— start of Task inputs —

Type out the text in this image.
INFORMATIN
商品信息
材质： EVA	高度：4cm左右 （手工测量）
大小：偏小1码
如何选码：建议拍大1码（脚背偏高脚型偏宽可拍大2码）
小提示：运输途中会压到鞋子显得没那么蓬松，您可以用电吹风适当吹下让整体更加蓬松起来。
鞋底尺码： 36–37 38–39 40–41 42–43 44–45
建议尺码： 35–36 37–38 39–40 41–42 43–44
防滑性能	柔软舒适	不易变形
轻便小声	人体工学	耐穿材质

— end of Task inputs —

Using the data above, reproduce every line exactly.

Type out the text in this image.
INFORMATIN
商品信息
材质： EVA	高度：4cm左右 （手工测量）
大小：偏小1码
如何选码：建议拍大1码（脚背偏高脚型偏宽可拍大2码）
小提示：运输途中会压到鞋子显得没那么蓬松，您可以用电吹风适当吹下让整体更加蓬松起来。
鞋底尺码： 36–37 38–39 40–41 42–43 44–45
建议尺码： 35–36 37–38 39–40 41–42 43–44
防滑性能	柔软舒适	不易变形
轻便小声	人体工学	耐穿材质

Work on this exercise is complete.